Data records:
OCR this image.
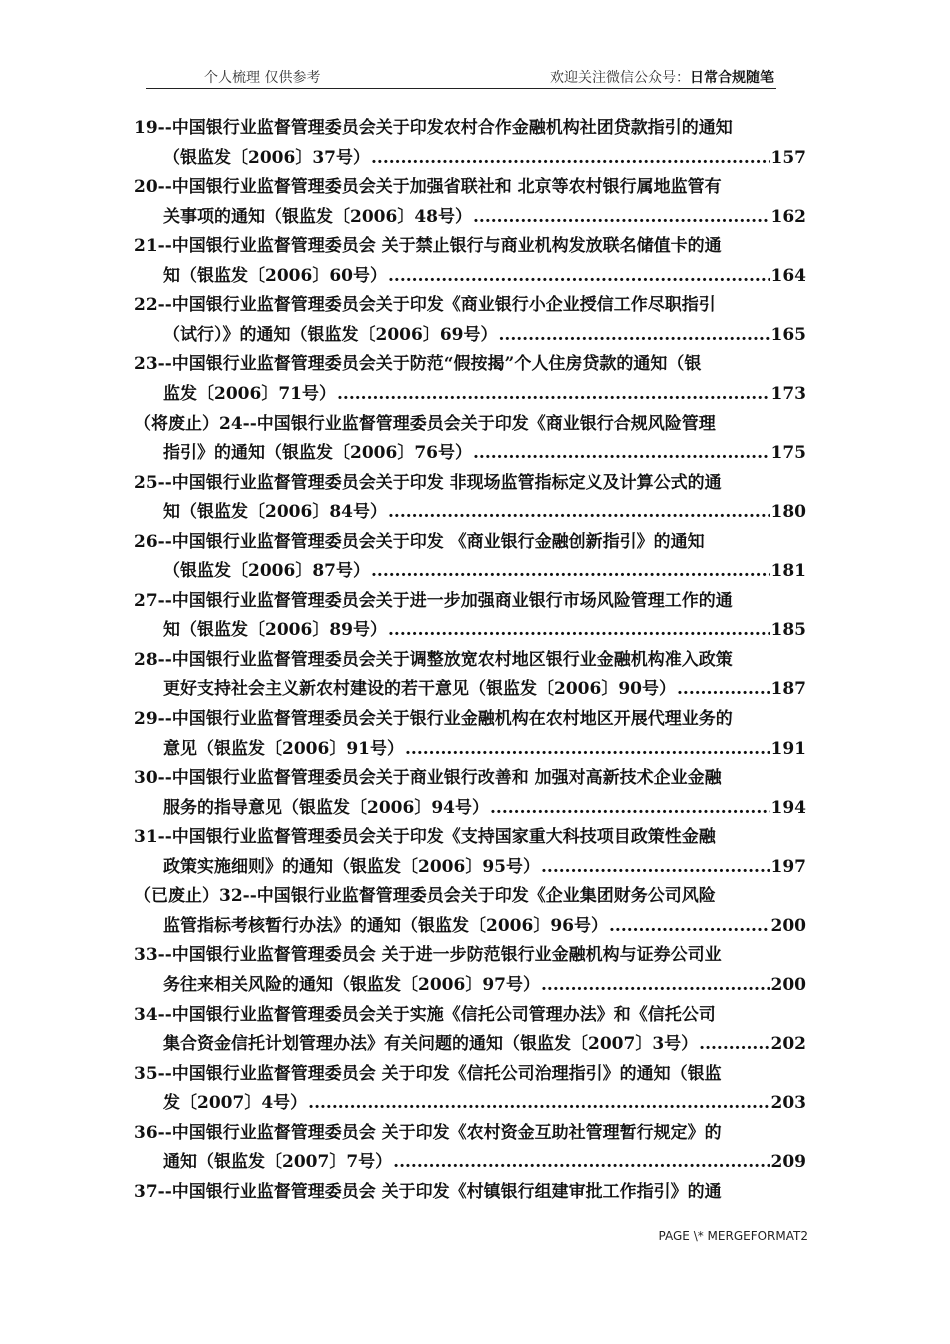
个人梳理 仅供参考	欢迎关注微信公众号：日常合规随笔
19--中国银行业监督管理委员会关于印发农村合作金融机构社团贷款指引的通知
（银监发〔2006〕37号） .....	157
20--中国银行业监督管理委员会关于加强省联社和 北京等农村银行属地监管有
关事项的通知（银监发〔2006〕48号） .....	162
21--中国银行业监督管理委员会 关于禁止银行与商业机构发放联名储值卡的通
知（银监发〔2006〕60号） .....	164
22--中国银行业监督管理委员会关于印发《商业银行小企业授信工作尽职指引
（试行）》的通知（银监发〔2006〕69号） .....	165
23--中国银行业监督管理委员会关于防范“假按揭”个人住房贷款的通知（银
监发〔2006〕71号） .....	173
（将废止）24--中国银行业监督管理委员会关于印发《商业银行合规风险管理
指引》的通知（银监发〔2006〕76号） .....	175
25--中国银行业监督管理委员会关于印发 非现场监管指标定义及计算公式的通
知（银监发〔2006〕84号） .....	180
26--中国银行业监督管理委员会关于印发 《商业银行金融创新指引》的通知
（银监发〔2006〕87号） .....	181
27--中国银行业监督管理委员会关于进一步加强商业银行市场风险管理工作的通
知（银监发〔2006〕89号） .....	185
28--中国银行业监督管理委员会关于调整放宽农村地区银行业金融机构准入政策
更好支持社会主义新农村建设的若干意见（银监发〔2006〕90号） .....	187
29--中国银行业监督管理委员会关于银行业金融机构在农村地区开展代理业务的
意见（银监发〔2006〕91号） .....	191
30--中国银行业监督管理委员会关于商业银行改善和 加强对高新技术企业金融
服务的指导意见（银监发〔2006〕94号） .....	194
31--中国银行业监督管理委员会关于印发《支持国家重大科技项目政策性金融
政策实施细则》的通知（银监发〔2006〕95号） .....	197
（已废止）32--中国银行业监督管理委员会关于印发《企业集团财务公司风险
监管指标考核暂行办法》的通知（银监发〔2006〕96号） .....	200
33--中国银行业监督管理委员会 关于进一步防范银行业金融机构与证券公司业
务往来相关风险的通知（银监发〔2006〕97号） .....	200
34--中国银行业监督管理委员会关于实施《信托公司管理办法》和《信托公司
集合资金信托计划管理办法》有关问题的通知（银监发〔2007〕3号） .....	202
35--中国银行业监督管理委员会 关于印发《信托公司治理指引》的通知（银监
发〔2007〕4号） .....	203
36--中国银行业监督管理委员会 关于印发《农村资金互助社管理暂行规定》的
通知（银监发〔2007〕7号） .....	209
37--中国银行业监督管理委员会 关于印发《村镇银行组建审批工作指引》的通
PAGE \* MERGEFORMAT2
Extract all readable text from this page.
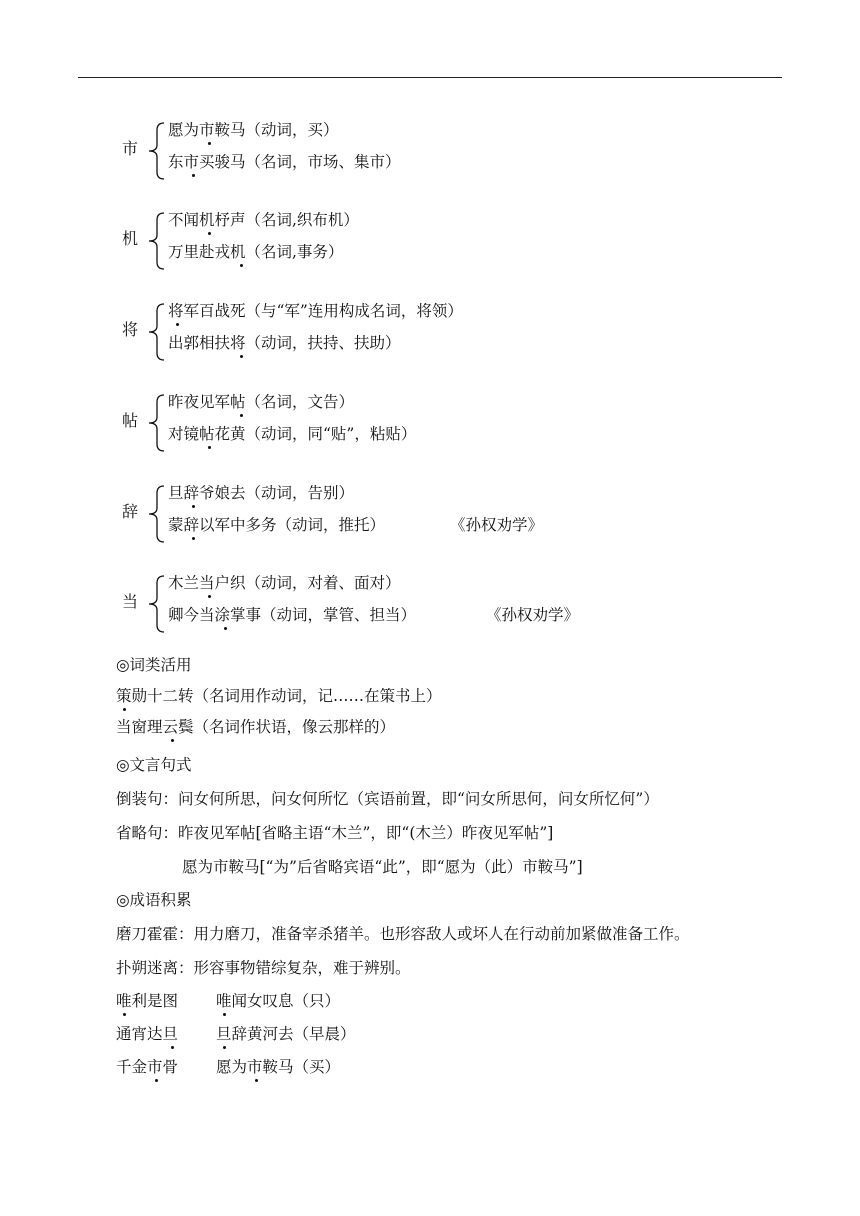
市
愿为市鞍马（动词，买）
东市买骏马（名词，市场、集市）
机
不闻机杼声（名词,织布机）
万里赴戎机（名词,事务）
将
将军百战死（与“军”连用构成名词，将领）
出郭相扶将（动词，扶持、扶助）
帖
昨夜见军帖（名词，文告）
对镜帖花黄（动词，同“贴”，粘贴）
辞
旦辞爷娘去（动词，告别）
蒙辞以军中多务（动词，推托）	《孙权劝学》
当
木兰当户织（动词，对着、面对）
卿今当涂掌事（动词，掌管、担当）	《孙权劝学》
◎词类活用
策勋十二转（名词用作动词，记……在策书上）
当窗理云鬓（名词作状语，像云那样的）
◎文言句式
倒装句：问女何所思，问女何所忆（宾语前置，即“问女所思何，问女所忆何”）
省略句：昨夜见军帖[省略主语“木兰”，即“(木兰）昨夜见军帖”]
愿为市鞍马[“为”后省略宾语“此”，即“愿为（此）市鞍马”]
◎成语积累
磨刀霍霍：用力磨刀，准备宰杀猪羊。也形容敌人或坏人在行动前加紧做准备工作。
扑朔迷离：形容事物错综复杂，难于辨别。
唯利是图 唯闻女叹息（只）
通宵达旦 旦辞黄河去（早晨）
千金市骨 愿为市鞍马（买）
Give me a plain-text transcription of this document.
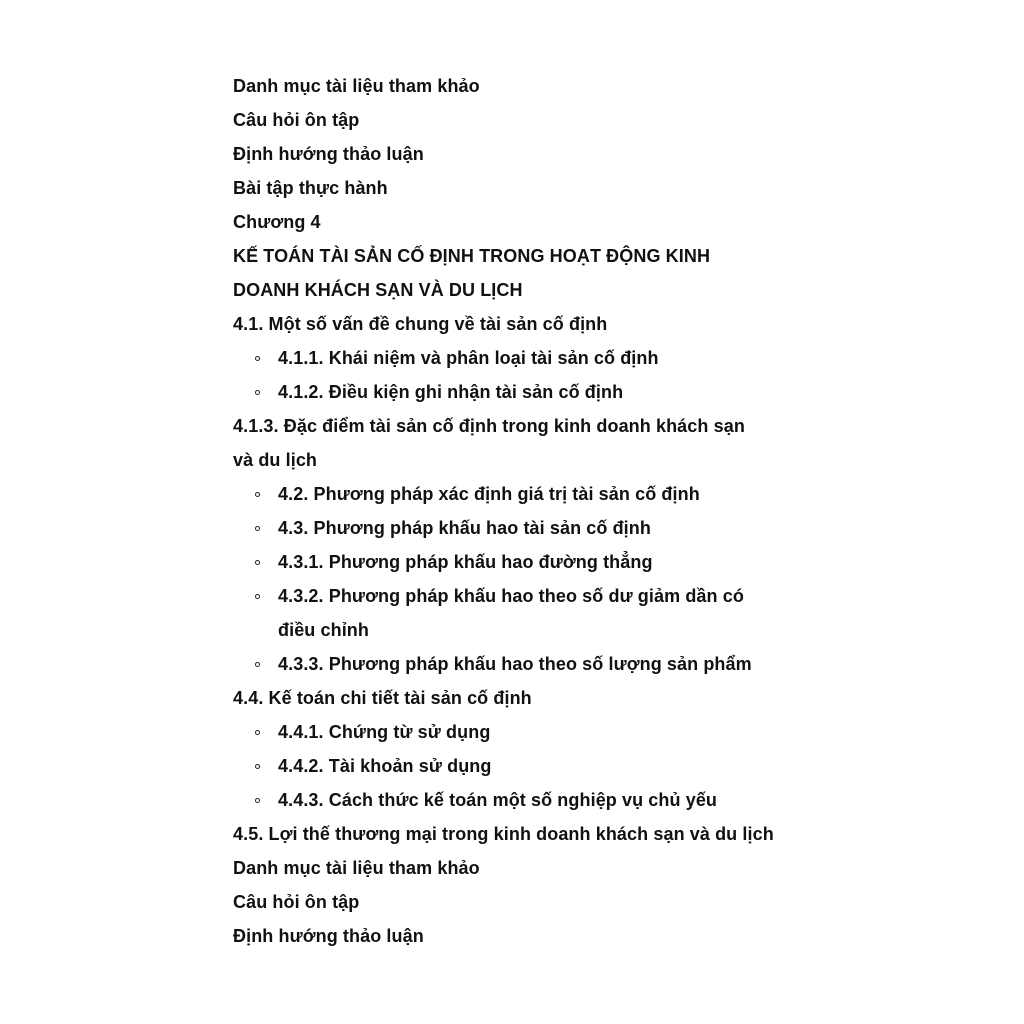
Danh mục tài liệu tham khảo
Câu hỏi ôn tập
Định hướng thảo luận
Bài tập thực hành
Chương 4
KẾ TOÁN TÀI SẢN CỐ ĐỊNH TRONG HOẠT ĐỘNG KINH
DOANH KHÁCH SẠN VÀ DU LỊCH
4.1. Một số vấn đề chung về tài sản cố định
4.1.1. Khái niệm và phân loại tài sản cố định
4.1.2. Điều kiện ghi nhận tài sản cố định
4.1.3. Đặc điểm tài sản cố định trong kinh doanh khách sạn
và du lịch
4.2. Phương pháp xác định giá trị tài sản cố định
4.3. Phương pháp khấu hao tài sản cố định
4.3.1. Phương pháp khấu hao đường thẳng
4.3.2. Phương pháp khấu hao theo số dư giảm dần có
điều chỉnh
4.3.3. Phương pháp khấu hao theo số lượng sản phẩm
4.4. Kế toán chi tiết tài sản cố định
4.4.1. Chứng từ sử dụng
4.4.2. Tài khoản sử dụng
4.4.3. Cách thức kế toán một số nghiệp vụ chủ yếu
4.5. Lợi thế thương mại trong kinh doanh khách sạn và du lịch
Danh mục tài liệu tham khảo
Câu hỏi ôn tập
Định hướng thảo luận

Objective: Every entry should be returned exactly as written, minus the pictures.

Exercise response:
OCR this image.
个人梳理 仅供参考	欢迎关注微信公众号：日常合规随笔
19--中国银行业监督管理委员会关于印发农村合作金融机构社团贷款指引的通知
（银监发〔2006〕37号） .....	157
20--中国银行业监督管理委员会关于加强省联社和 北京等农村银行属地监管有
关事项的通知（银监发〔2006〕48号） .....	162
21--中国银行业监督管理委员会 关于禁止银行与商业机构发放联名储值卡的通
知（银监发〔2006〕60号） .....	164
22--中国银行业监督管理委员会关于印发《商业银行小企业授信工作尽职指引
（试行）》的通知（银监发〔2006〕69号） .....	165
23--中国银行业监督管理委员会关于防范“假按揭”个人住房贷款的通知（银
监发〔2006〕71号） .....	173
（将废止）24--中国银行业监督管理委员会关于印发《商业银行合规风险管理
指引》的通知（银监发〔2006〕76号） .....	175
25--中国银行业监督管理委员会关于印发 非现场监管指标定义及计算公式的通
知（银监发〔2006〕84号） .....	180
26--中国银行业监督管理委员会关于印发 《商业银行金融创新指引》的通知
（银监发〔2006〕87号） .....	181
27--中国银行业监督管理委员会关于进一步加强商业银行市场风险管理工作的通
知（银监发〔2006〕89号） .....	185
28--中国银行业监督管理委员会关于调整放宽农村地区银行业金融机构准入政策
更好支持社会主义新农村建设的若干意见（银监发〔2006〕90号） .....	187
29--中国银行业监督管理委员会关于银行业金融机构在农村地区开展代理业务的
意见（银监发〔2006〕91号） .....	191
30--中国银行业监督管理委员会关于商业银行改善和 加强对高新技术企业金融
服务的指导意见（银监发〔2006〕94号） .....	194
31--中国银行业监督管理委员会关于印发《支持国家重大科技项目政策性金融
政策实施细则》的通知（银监发〔2006〕95号） .....	197
（已废止）32--中国银行业监督管理委员会关于印发《企业集团财务公司风险
监管指标考核暂行办法》的通知（银监发〔2006〕96号） .....	200
33--中国银行业监督管理委员会 关于进一步防范银行业金融机构与证券公司业
务往来相关风险的通知（银监发〔2006〕97号） .....	200
34--中国银行业监督管理委员会关于实施《信托公司管理办法》和《信托公司
集合资金信托计划管理办法》有关问题的通知（银监发〔2007〕3号） .....	202
35--中国银行业监督管理委员会 关于印发《信托公司治理指引》的通知（银监
发〔2007〕4号） .....	203
36--中国银行业监督管理委员会 关于印发《农村资金互助社管理暂行规定》的
通知（银监发〔2007〕7号） .....	209
37--中国银行业监督管理委员会 关于印发《村镇银行组建审批工作指引》的通
PAGE \* MERGEFORMAT2
Extract all readable text from this page.
市
愿为市鞍马（动词，买）
东市买骏马（名词，市场、集市）
机
不闻机杼声（名词,织布机）
万里赴戎机（名词,事务）
将
将军百战死（与“军”连用构成名词，将领）
出郭相扶将（动词，扶持、扶助）
帖
昨夜见军帖（名词，文告）
对镜帖花黄（动词，同“贴”，粘贴）
辞
旦辞爷娘去（动词，告别）
蒙辞以军中多务（动词，推托）	《孙权劝学》
当
木兰当户织（动词，对着、面对）
卿今当涂掌事（动词，掌管、担当）	《孙权劝学》
◎词类活用
策勋十二转（名词用作动词，记……在策书上）
当窗理云鬓（名词作状语，像云那样的）
◎文言句式
倒装句：问女何所思，问女何所忆（宾语前置，即“问女所思何，问女所忆何”）
省略句：昨夜见军帖[省略主语“木兰”，即“(木兰）昨夜见军帖”]
愿为市鞍马[“为”后省略宾语“此”，即“愿为（此）市鞍马”]
◎成语积累
磨刀霍霍：用力磨刀，准备宰杀猪羊。也形容敌人或坏人在行动前加紧做准备工作。
扑朔迷离：形容事物错综复杂，难于辨别。
唯利是图 唯闻女叹息（只）
通宵达旦 旦辞黄河去（早晨）
千金市骨 愿为市鞍马（买）
Give me a plain-text transcription of this document.
Danh mục tài liệu tham khảo
Câu hỏi ôn tập
Định hướng thảo luận
Bài tập thực hành
Chương 4
KẾ TOÁN TÀI SẢN CỐ ĐỊNH TRONG HOẠT ĐỘNG KINH
DOANH KHÁCH SẠN VÀ DU LỊCH
4.1. Một số vấn đề chung về tài sản cố định
4.1.1. Khái niệm và phân loại tài sản cố định
4.1.2. Điều kiện ghi nhận tài sản cố định
4.1.3. Đặc điểm tài sản cố định trong kinh doanh khách sạn
và du lịch
4.2. Phương pháp xác định giá trị tài sản cố định
4.3. Phương pháp khấu hao tài sản cố định
4.3.1. Phương pháp khấu hao đường thẳng
4.3.2. Phương pháp khấu hao theo số dư giảm dần có
điều chỉnh
4.3.3. Phương pháp khấu hao theo số lượng sản phẩm
4.4. Kế toán chi tiết tài sản cố định
4.4.1. Chứng từ sử dụng
4.4.2. Tài khoản sử dụng
4.4.3. Cách thức kế toán một số nghiệp vụ chủ yếu
4.5. Lợi thế thương mại trong kinh doanh khách sạn và du lịch
Danh mục tài liệu tham khảo
Câu hỏi ôn tập
Định hướng thảo luận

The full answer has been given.